■ **ROWS**:
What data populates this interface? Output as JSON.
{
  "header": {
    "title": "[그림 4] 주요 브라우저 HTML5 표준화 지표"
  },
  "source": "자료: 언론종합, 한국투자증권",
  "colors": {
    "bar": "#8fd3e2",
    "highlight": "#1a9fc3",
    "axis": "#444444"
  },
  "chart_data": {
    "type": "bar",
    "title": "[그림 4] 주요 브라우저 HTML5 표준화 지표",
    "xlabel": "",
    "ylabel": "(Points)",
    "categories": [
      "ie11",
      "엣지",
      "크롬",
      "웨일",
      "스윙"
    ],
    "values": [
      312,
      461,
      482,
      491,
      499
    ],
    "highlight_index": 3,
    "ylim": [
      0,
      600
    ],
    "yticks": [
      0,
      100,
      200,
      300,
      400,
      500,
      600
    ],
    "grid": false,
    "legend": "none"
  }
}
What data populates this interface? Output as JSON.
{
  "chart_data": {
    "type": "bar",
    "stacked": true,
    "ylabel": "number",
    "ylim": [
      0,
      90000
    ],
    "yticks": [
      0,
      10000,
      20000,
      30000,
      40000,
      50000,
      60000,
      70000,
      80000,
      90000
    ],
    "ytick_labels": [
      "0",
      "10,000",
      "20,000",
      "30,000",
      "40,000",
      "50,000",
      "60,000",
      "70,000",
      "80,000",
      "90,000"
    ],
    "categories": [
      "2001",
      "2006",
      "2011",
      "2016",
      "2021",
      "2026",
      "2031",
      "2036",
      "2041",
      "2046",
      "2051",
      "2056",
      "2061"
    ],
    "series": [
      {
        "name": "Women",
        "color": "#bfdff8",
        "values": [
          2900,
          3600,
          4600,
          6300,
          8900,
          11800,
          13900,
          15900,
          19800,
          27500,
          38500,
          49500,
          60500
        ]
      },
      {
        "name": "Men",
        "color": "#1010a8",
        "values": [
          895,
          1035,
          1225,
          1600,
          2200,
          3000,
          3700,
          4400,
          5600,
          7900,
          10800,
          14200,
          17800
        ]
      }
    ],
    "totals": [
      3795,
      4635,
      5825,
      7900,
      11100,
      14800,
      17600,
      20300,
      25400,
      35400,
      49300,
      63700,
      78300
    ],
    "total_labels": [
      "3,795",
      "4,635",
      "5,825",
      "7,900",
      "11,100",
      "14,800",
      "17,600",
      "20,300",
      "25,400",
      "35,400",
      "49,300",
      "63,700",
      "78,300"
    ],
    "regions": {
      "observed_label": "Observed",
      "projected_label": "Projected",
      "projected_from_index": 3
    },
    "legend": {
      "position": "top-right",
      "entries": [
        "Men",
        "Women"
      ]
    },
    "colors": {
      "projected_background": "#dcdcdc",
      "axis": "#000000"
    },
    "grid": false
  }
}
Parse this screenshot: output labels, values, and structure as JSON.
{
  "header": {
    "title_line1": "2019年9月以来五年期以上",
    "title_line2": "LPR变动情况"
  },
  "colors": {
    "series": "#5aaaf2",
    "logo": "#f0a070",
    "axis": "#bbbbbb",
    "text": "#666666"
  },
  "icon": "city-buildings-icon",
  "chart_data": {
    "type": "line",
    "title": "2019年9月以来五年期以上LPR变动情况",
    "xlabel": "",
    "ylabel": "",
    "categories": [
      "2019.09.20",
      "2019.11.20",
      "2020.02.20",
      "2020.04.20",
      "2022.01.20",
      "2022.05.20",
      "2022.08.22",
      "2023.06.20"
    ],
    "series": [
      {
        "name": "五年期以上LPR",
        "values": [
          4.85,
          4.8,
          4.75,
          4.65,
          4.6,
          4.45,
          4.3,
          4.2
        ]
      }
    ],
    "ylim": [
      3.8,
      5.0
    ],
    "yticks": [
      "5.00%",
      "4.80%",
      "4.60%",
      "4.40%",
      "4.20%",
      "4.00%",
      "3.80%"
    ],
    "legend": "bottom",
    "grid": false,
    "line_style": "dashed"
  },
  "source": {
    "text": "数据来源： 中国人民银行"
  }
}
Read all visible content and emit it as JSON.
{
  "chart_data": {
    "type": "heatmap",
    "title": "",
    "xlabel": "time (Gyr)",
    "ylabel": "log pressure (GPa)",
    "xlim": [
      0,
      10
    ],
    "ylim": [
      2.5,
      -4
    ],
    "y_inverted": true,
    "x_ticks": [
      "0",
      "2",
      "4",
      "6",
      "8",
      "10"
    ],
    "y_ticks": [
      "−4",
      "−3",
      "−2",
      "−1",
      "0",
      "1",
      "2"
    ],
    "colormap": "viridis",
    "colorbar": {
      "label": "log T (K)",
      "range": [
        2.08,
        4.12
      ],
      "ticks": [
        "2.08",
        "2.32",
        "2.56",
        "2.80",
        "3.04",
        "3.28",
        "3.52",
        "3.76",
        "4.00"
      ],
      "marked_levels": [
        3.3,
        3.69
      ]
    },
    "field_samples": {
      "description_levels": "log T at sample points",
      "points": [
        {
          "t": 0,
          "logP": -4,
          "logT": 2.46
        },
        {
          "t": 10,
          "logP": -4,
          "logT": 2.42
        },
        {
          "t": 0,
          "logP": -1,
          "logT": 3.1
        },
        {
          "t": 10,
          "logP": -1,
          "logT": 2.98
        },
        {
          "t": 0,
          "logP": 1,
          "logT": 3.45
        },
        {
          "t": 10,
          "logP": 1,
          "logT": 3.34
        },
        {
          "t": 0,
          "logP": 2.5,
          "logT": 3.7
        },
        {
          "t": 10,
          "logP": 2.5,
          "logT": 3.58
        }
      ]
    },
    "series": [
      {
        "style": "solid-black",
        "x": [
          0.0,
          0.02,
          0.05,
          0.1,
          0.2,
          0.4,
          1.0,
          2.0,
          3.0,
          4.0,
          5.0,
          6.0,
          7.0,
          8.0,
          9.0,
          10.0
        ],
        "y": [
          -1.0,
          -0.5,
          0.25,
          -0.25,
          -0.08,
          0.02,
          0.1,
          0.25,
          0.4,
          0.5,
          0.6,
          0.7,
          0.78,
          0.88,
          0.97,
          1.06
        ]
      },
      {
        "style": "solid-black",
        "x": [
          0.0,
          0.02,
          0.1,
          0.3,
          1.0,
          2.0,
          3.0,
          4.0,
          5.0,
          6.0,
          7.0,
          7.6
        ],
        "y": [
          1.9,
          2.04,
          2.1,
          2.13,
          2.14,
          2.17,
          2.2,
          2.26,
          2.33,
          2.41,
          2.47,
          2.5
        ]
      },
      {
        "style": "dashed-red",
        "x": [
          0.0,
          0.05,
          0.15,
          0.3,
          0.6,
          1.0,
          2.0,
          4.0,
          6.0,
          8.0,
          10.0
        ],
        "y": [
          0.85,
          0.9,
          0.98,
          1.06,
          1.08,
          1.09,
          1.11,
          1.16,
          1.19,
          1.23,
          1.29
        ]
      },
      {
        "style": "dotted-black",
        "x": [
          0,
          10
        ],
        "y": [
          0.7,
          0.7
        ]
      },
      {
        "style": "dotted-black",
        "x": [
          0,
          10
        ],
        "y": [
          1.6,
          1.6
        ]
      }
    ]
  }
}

■ **EXERCISE**:
Output each record precisely as given.

■ **TASK RESPONSE**:
What data populates this interface? Output as JSON.
{
  "header": {
    "title": "[그림 4] 주요 브라우저 HTML5 표준화 지표"
  },
  "source": "자료: 언론종합, 한국투자증권",
  "colors": {
    "bar": "#8fd3e2",
    "highlight": "#1a9fc3",
    "axis": "#444444"
  },
  "chart_data": {
    "type": "bar",
    "title": "[그림 4] 주요 브라우저 HTML5 표준화 지표",
    "xlabel": "",
    "ylabel": "(Points)",
    "categories": [
      "ie11",
      "엣지",
      "크롬",
      "웨일",
      "스윙"
    ],
    "values": [
      312,
      461,
      482,
      491,
      499
    ],
    "highlight_index": 3,
    "ylim": [
      0,
      600
    ],
    "yticks": [
      0,
      100,
      200,
      300,
      400,
      500,
      600
    ],
    "grid": false,
    "legend": "none"
  }
}
What data populates this interface? Output as JSON.
{
  "chart_data": {
    "type": "bar",
    "stacked": true,
    "ylabel": "number",
    "ylim": [
      0,
      90000
    ],
    "yticks": [
      0,
      10000,
      20000,
      30000,
      40000,
      50000,
      60000,
      70000,
      80000,
      90000
    ],
    "ytick_labels": [
      "0",
      "10,000",
      "20,000",
      "30,000",
      "40,000",
      "50,000",
      "60,000",
      "70,000",
      "80,000",
      "90,000"
    ],
    "categories": [
      "2001",
      "2006",
      "2011",
      "2016",
      "2021",
      "2026",
      "2031",
      "2036",
      "2041",
      "2046",
      "2051",
      "2056",
      "2061"
    ],
    "series": [
      {
        "name": "Women",
        "color": "#bfdff8",
        "values": [
          2900,
          3600,
          4600,
          6300,
          8900,
          11800,
          13900,
          15900,
          19800,
          27500,
          38500,
          49500,
          60500
        ]
      },
      {
        "name": "Men",
        "color": "#1010a8",
        "values": [
          895,
          1035,
          1225,
          1600,
          2200,
          3000,
          3700,
          4400,
          5600,
          7900,
          10800,
          14200,
          17800
        ]
      }
    ],
    "totals": [
      3795,
      4635,
      5825,
      7900,
      11100,
      14800,
      17600,
      20300,
      25400,
      35400,
      49300,
      63700,
      78300
    ],
    "total_labels": [
      "3,795",
      "4,635",
      "5,825",
      "7,900",
      "11,100",
      "14,800",
      "17,600",
      "20,300",
      "25,400",
      "35,400",
      "49,300",
      "63,700",
      "78,300"
    ],
    "regions": {
      "observed_label": "Observed",
      "projected_label": "Projected",
      "projected_from_index": 3
    },
    "legend": {
      "position": "top-right",
      "entries": [
        "Men",
        "Women"
      ]
    },
    "colors": {
      "projected_background": "#dcdcdc",
      "axis": "#000000"
    },
    "grid": false
  }
}
Parse this screenshot: output labels, values, and structure as JSON.
{
  "header": {
    "title_line1": "2019年9月以来五年期以上",
    "title_line2": "LPR变动情况"
  },
  "colors": {
    "series": "#5aaaf2",
    "logo": "#f0a070",
    "axis": "#bbbbbb",
    "text": "#666666"
  },
  "icon": "city-buildings-icon",
  "chart_data": {
    "type": "line",
    "title": "2019年9月以来五年期以上LPR变动情况",
    "xlabel": "",
    "ylabel": "",
    "categories": [
      "2019.09.20",
      "2019.11.20",
      "2020.02.20",
      "2020.04.20",
      "2022.01.20",
      "2022.05.20",
      "2022.08.22",
      "2023.06.20"
    ],
    "series": [
      {
        "name": "五年期以上LPR",
        "values": [
          4.85,
          4.8,
          4.75,
          4.65,
          4.6,
          4.45,
          4.3,
          4.2
        ]
      }
    ],
    "ylim": [
      3.8,
      5.0
    ],
    "yticks": [
      "5.00%",
      "4.80%",
      "4.60%",
      "4.40%",
      "4.20%",
      "4.00%",
      "3.80%"
    ],
    "legend": "bottom",
    "grid": false,
    "line_style": "dashed"
  },
  "source": {
    "text": "数据来源： 中国人民银行"
  }
}
Read all visible content and emit it as JSON.
{
  "chart_data": {
    "type": "heatmap",
    "title": "",
    "xlabel": "time (Gyr)",
    "ylabel": "log pressure (GPa)",
    "xlim": [
      0,
      10
    ],
    "ylim": [
      2.5,
      -4
    ],
    "y_inverted": true,
    "x_ticks": [
      "0",
      "2",
      "4",
      "6",
      "8",
      "10"
    ],
    "y_ticks": [
      "−4",
      "−3",
      "−2",
      "−1",
      "0",
      "1",
      "2"
    ],
    "colormap": "viridis",
    "colorbar": {
      "label": "log T (K)",
      "range": [
        2.08,
        4.12
      ],
      "ticks": [
        "2.08",
        "2.32",
        "2.56",
        "2.80",
        "3.04",
        "3.28",
        "3.52",
        "3.76",
        "4.00"
      ],
      "marked_levels": [
        3.3,
        3.69
      ]
    },
    "field_samples": {
      "description_levels": "log T at sample points",
      "points": [
        {
          "t": 0,
          "logP": -4,
          "logT": 2.46
        },
        {
          "t": 10,
          "logP": -4,
          "logT": 2.42
        },
        {
          "t": 0,
          "logP": -1,
          "logT": 3.1
        },
        {
          "t": 10,
          "logP": -1,
          "logT": 2.98
        },
        {
          "t": 0,
          "logP": 1,
          "logT": 3.45
        },
        {
          "t": 10,
          "logP": 1,
          "logT": 3.34
        },
        {
          "t": 0,
          "logP": 2.5,
          "logT": 3.7
        },
        {
          "t": 10,
          "logP": 2.5,
          "logT": 3.58
        }
      ]
    },
    "series": [
      {
        "style": "solid-black",
        "x": [
          0.0,
          0.02,
          0.05,
          0.1,
          0.2,
          0.4,
          1.0,
          2.0,
          3.0,
          4.0,
          5.0,
          6.0,
          7.0,
          8.0,
          9.0,
          10.0
        ],
        "y": [
          -1.0,
          -0.5,
          0.25,
          -0.25,
          -0.08,
          0.02,
          0.1,
          0.25,
          0.4,
          0.5,
          0.6,
          0.7,
          0.78,
          0.88,
          0.97,
          1.06
        ]
      },
      {
        "style": "solid-black",
        "x": [
          0.0,
          0.02,
          0.1,
          0.3,
          1.0,
          2.0,
          3.0,
          4.0,
          5.0,
          6.0,
          7.0,
          7.6
        ],
        "y": [
          1.9,
          2.04,
          2.1,
          2.13,
          2.14,
          2.17,
          2.2,
          2.26,
          2.33,
          2.41,
          2.47,
          2.5
        ]
      },
      {
        "style": "dashed-red",
        "x": [
          0.0,
          0.05,
          0.15,
          0.3,
          0.6,
          1.0,
          2.0,
          4.0,
          6.0,
          8.0,
          10.0
        ],
        "y": [
          0.85,
          0.9,
          0.98,
          1.06,
          1.08,
          1.09,
          1.11,
          1.16,
          1.19,
          1.23,
          1.29
        ]
      },
      {
        "style": "dotted-black",
        "x": [
          0,
          10
        ],
        "y": [
          0.7,
          0.7
        ]
      },
      {
        "style": "dotted-black",
        "x": [
          0,
          10
        ],
        "y": [
          1.6,
          1.6
        ]
      }
    ]
  }
}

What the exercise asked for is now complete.